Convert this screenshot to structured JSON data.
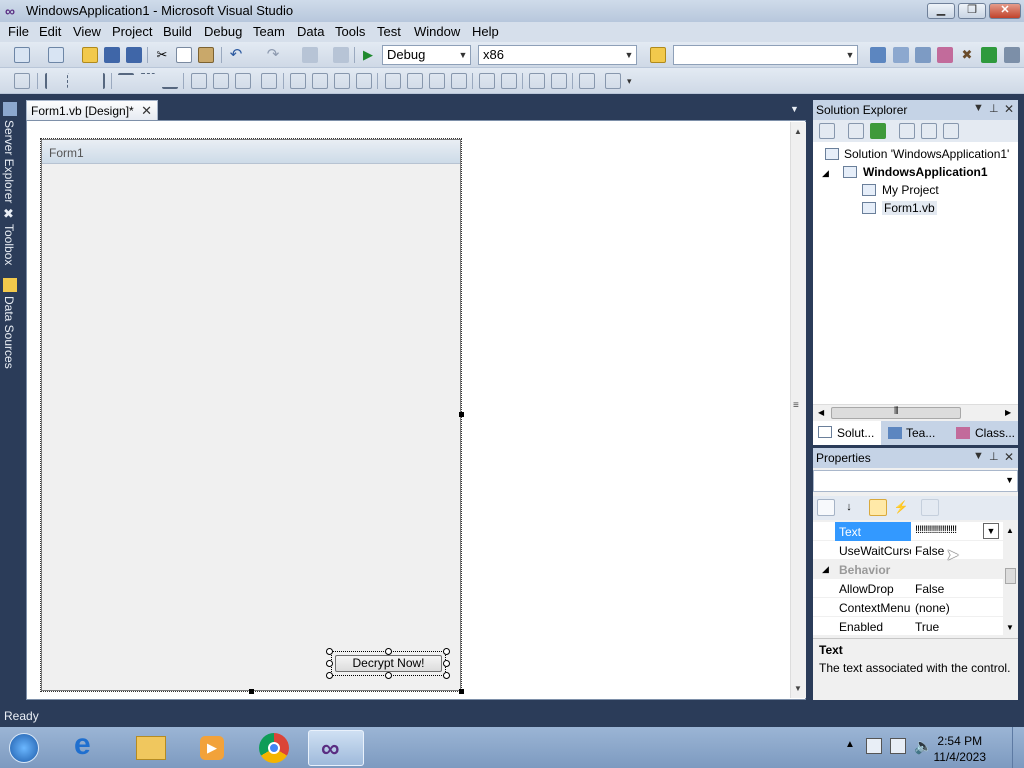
{
  "window": {
    "title": "WindowsApplication1 - Microsoft Visual Studio"
  },
  "menu": [
    "File",
    "Edit",
    "View",
    "Project",
    "Build",
    "Debug",
    "Team",
    "Data",
    "Tools",
    "Test",
    "Window",
    "Help"
  ],
  "toolbar": {
    "config": "Debug",
    "platform": "x86",
    "find": ""
  },
  "side_tabs": [
    "Server Explorer",
    "Toolbox",
    "Data Sources"
  ],
  "document": {
    "tab": "Form1.vb [Design]*",
    "form_title": "Form1",
    "button_text": "Decrypt Now!"
  },
  "solution_explorer": {
    "title": "Solution Explorer",
    "nodes": [
      "Solution 'WindowsApplication1'",
      "WindowsApplication1",
      "My Project",
      "Form1.vb"
    ],
    "tabs": [
      "Solut...",
      "Tea...",
      "Class..."
    ]
  },
  "properties": {
    "title": "Properties",
    "rows": [
      {
        "name": "Text",
        "value": "!!!!!!!!!!!!!!!!!!!!",
        "selected": true
      },
      {
        "name": "UseWaitCursor",
        "value": "False"
      },
      {
        "name": "Behavior",
        "value": "",
        "category": true
      },
      {
        "name": "AllowDrop",
        "value": "False"
      },
      {
        "name": "ContextMenuStrip",
        "value": "(none)"
      },
      {
        "name": "Enabled",
        "value": "True"
      }
    ],
    "desc_title": "Text",
    "desc_text": "The text associated with the control."
  },
  "status": "Ready",
  "clock": {
    "time": "2:54 PM",
    "date": "11/4/2023"
  },
  "colors": {
    "chrome": "#2b3c59",
    "selection": "#3399ff"
  }
}
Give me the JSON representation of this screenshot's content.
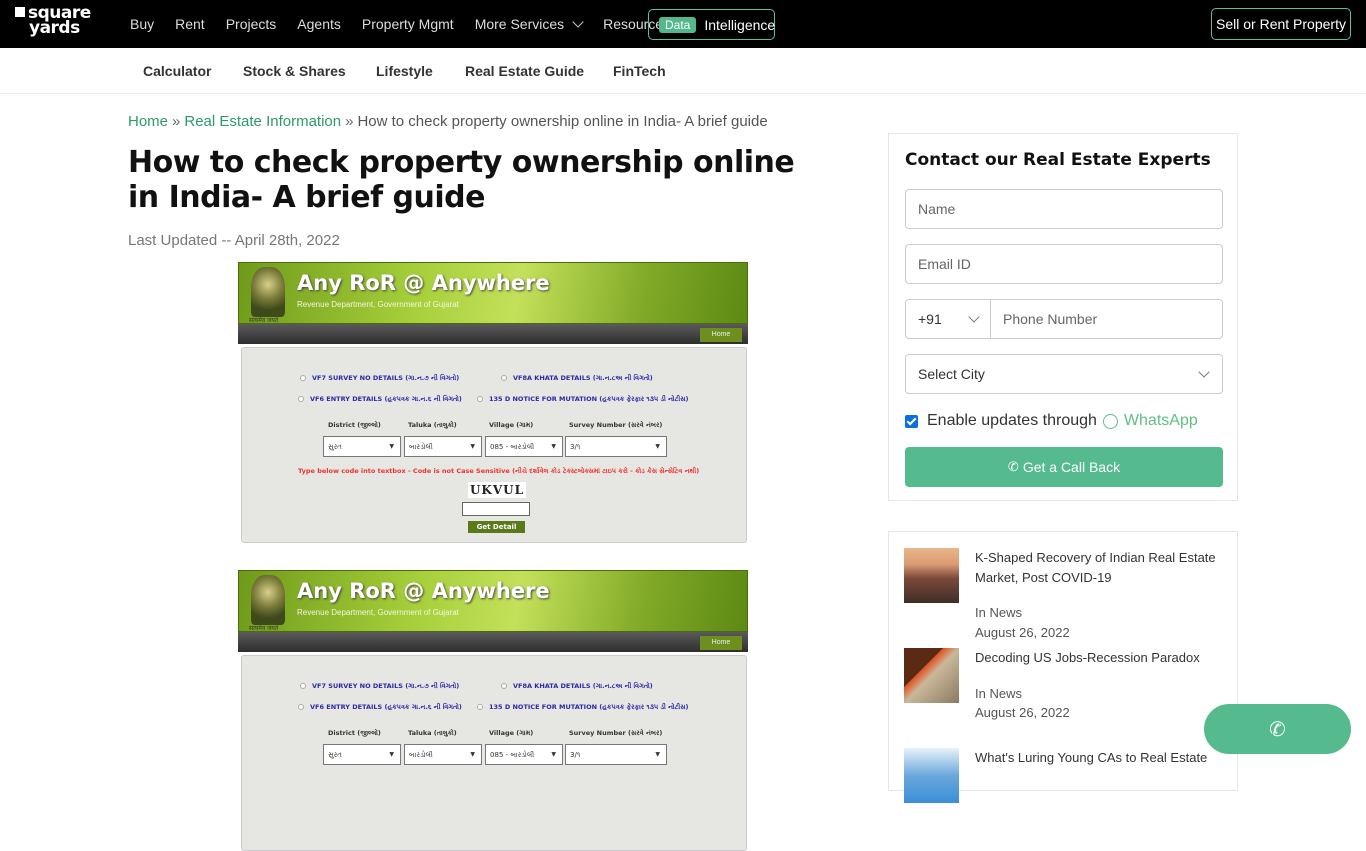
┄┄┄┄┄┄┄┄┄┄
_What you are asked to do_
Determine how many lines of the data contain the word "this", and reply with that number only.

_Reply_
2